** Exercise objective **
Each line of the material must be repeated precisely, with the pictures left out.

** Records for the exercise **
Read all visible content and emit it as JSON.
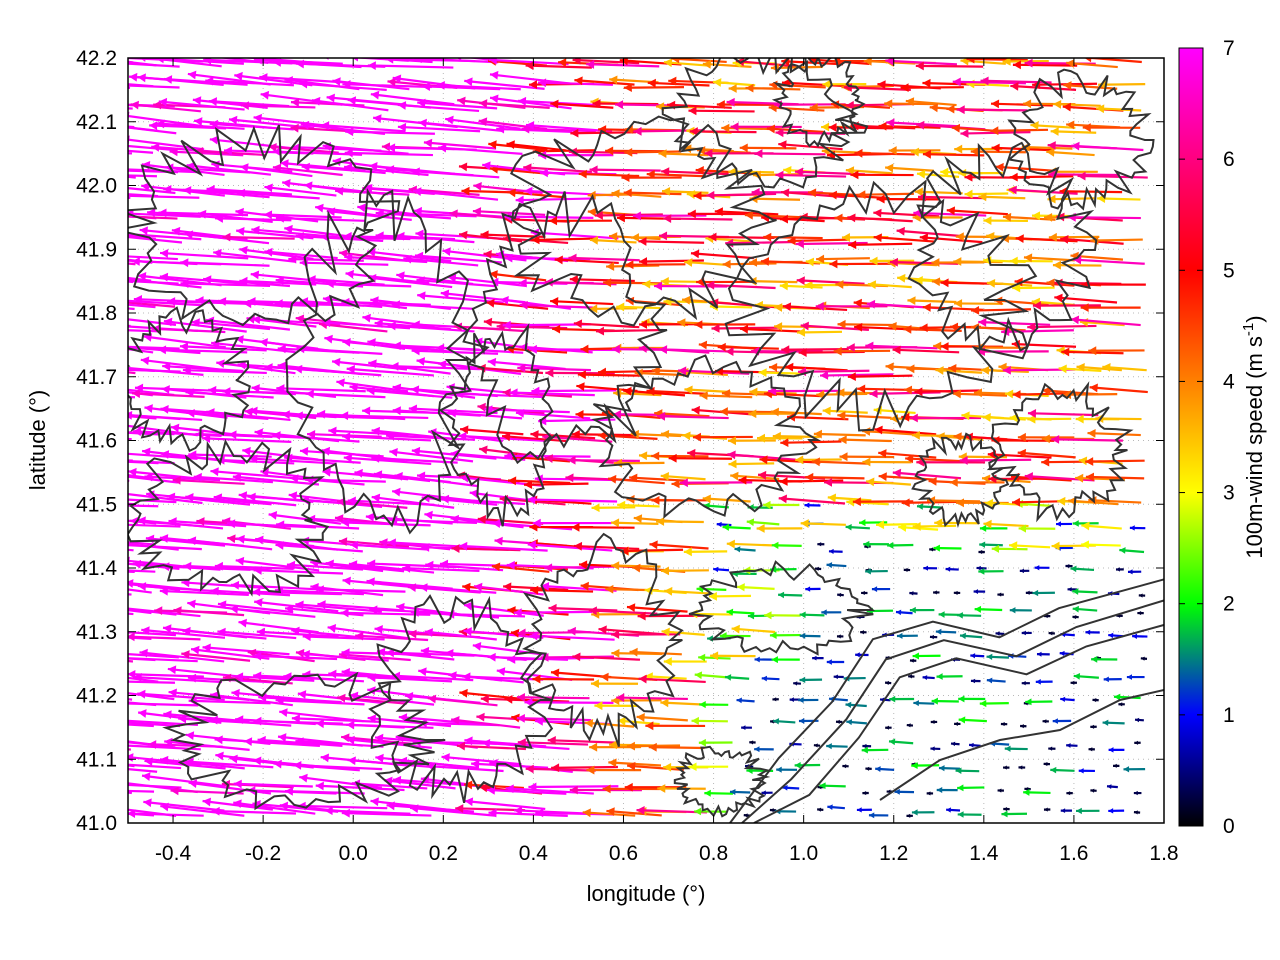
{
  "chart_data": {
    "type": "vector-field",
    "title": "",
    "xlabel": "longitude (°)",
    "ylabel": "latitude (°)",
    "xlim": [
      -0.5,
      1.8
    ],
    "ylim": [
      41.0,
      42.2
    ],
    "xticks": [
      -0.4,
      -0.2,
      0.0,
      0.2,
      0.4,
      0.6,
      0.8,
      1.0,
      1.2,
      1.4,
      1.6,
      1.8
    ],
    "xtick_labels": [
      "-0.4",
      "-0.2",
      "0.0",
      "0.2",
      "0.4",
      "0.6",
      "0.8",
      "1.0",
      "1.2",
      "1.4",
      "1.6",
      "1.8"
    ],
    "yticks": [
      41.0,
      41.1,
      41.2,
      41.3,
      41.4,
      41.5,
      41.6,
      41.7,
      41.8,
      41.9,
      42.0,
      42.1,
      42.2
    ],
    "ytick_labels": [
      "41.0",
      "41.1",
      "41.2",
      "41.3",
      "41.4",
      "41.5",
      "41.6",
      "41.7",
      "41.8",
      "41.9",
      "42.0",
      "42.1",
      "42.2"
    ],
    "grid": "dotted",
    "colorbar": {
      "label_main": "100m-wind speed (m s",
      "label_sup": "-1",
      "label_close": ")",
      "range": [
        0,
        7
      ],
      "ticks": [
        0,
        1,
        2,
        3,
        4,
        5,
        6,
        7
      ],
      "tick_labels": [
        "0",
        "1",
        "2",
        "3",
        "4",
        "5",
        "6",
        "7"
      ],
      "colors": [
        "#000000",
        "#0000ff",
        "#00ff00",
        "#ffff00",
        "#ff8000",
        "#ff0000",
        "#ff00ff"
      ]
    },
    "wind_field": {
      "direction": "westward (from the east)",
      "regions": [
        {
          "area": "west (lon < 0.4)",
          "speed": 7.0
        },
        {
          "area": "central / north (0.4 < lon < 1.5, lat > 41.5)",
          "speed": 4.5
        },
        {
          "area": "south-east coast (lon > 1.0, lat < 41.4)",
          "speed": 0.8
        }
      ]
    },
    "contours": {
      "color": "#333333",
      "description": "terrain elevation contours"
    }
  }
}
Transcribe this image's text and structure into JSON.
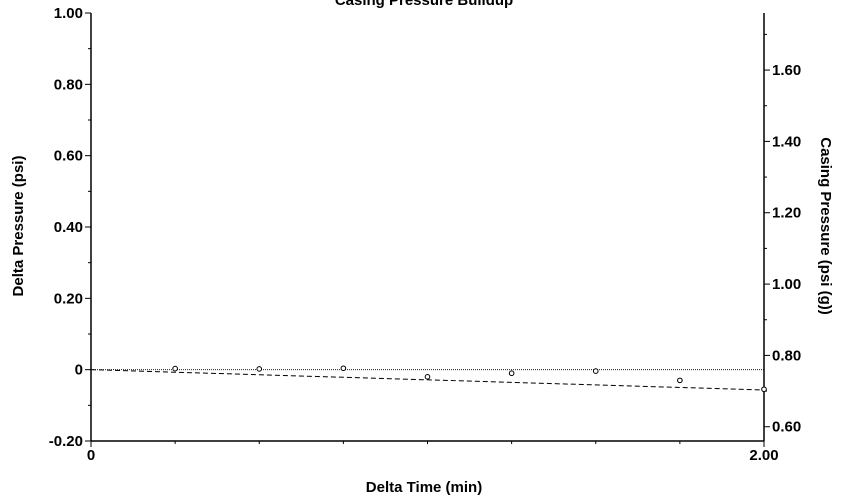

** Task result **
Read all visible content and emit it as JSON.
{
  "chart_data": {
    "type": "vector-field",
    "title": "",
    "xlabel": "longitude (°)",
    "ylabel": "latitude (°)",
    "xlim": [
      -0.5,
      1.8
    ],
    "ylim": [
      41.0,
      42.2
    ],
    "xticks": [
      -0.4,
      -0.2,
      0.0,
      0.2,
      0.4,
      0.6,
      0.8,
      1.0,
      1.2,
      1.4,
      1.6,
      1.8
    ],
    "xtick_labels": [
      "-0.4",
      "-0.2",
      "0.0",
      "0.2",
      "0.4",
      "0.6",
      "0.8",
      "1.0",
      "1.2",
      "1.4",
      "1.6",
      "1.8"
    ],
    "yticks": [
      41.0,
      41.1,
      41.2,
      41.3,
      41.4,
      41.5,
      41.6,
      41.7,
      41.8,
      41.9,
      42.0,
      42.1,
      42.2
    ],
    "ytick_labels": [
      "41.0",
      "41.1",
      "41.2",
      "41.3",
      "41.4",
      "41.5",
      "41.6",
      "41.7",
      "41.8",
      "41.9",
      "42.0",
      "42.1",
      "42.2"
    ],
    "grid": "dotted",
    "colorbar": {
      "label_main": "100m-wind speed (m s",
      "label_sup": "-1",
      "label_close": ")",
      "range": [
        0,
        7
      ],
      "ticks": [
        0,
        1,
        2,
        3,
        4,
        5,
        6,
        7
      ],
      "tick_labels": [
        "0",
        "1",
        "2",
        "3",
        "4",
        "5",
        "6",
        "7"
      ],
      "colors": [
        "#000000",
        "#0000ff",
        "#00ff00",
        "#ffff00",
        "#ff8000",
        "#ff0000",
        "#ff00ff"
      ]
    },
    "wind_field": {
      "direction": "westward (from the east)",
      "regions": [
        {
          "area": "west (lon < 0.4)",
          "speed": 7.0
        },
        {
          "area": "central / north (0.4 < lon < 1.5, lat > 41.5)",
          "speed": 4.5
        },
        {
          "area": "south-east coast (lon > 1.0, lat < 41.4)",
          "speed": 0.8
        }
      ]
    },
    "contours": {
      "color": "#333333",
      "description": "terrain elevation contours"
    }
  }
}
Transcribe this image's text and structure into JSON.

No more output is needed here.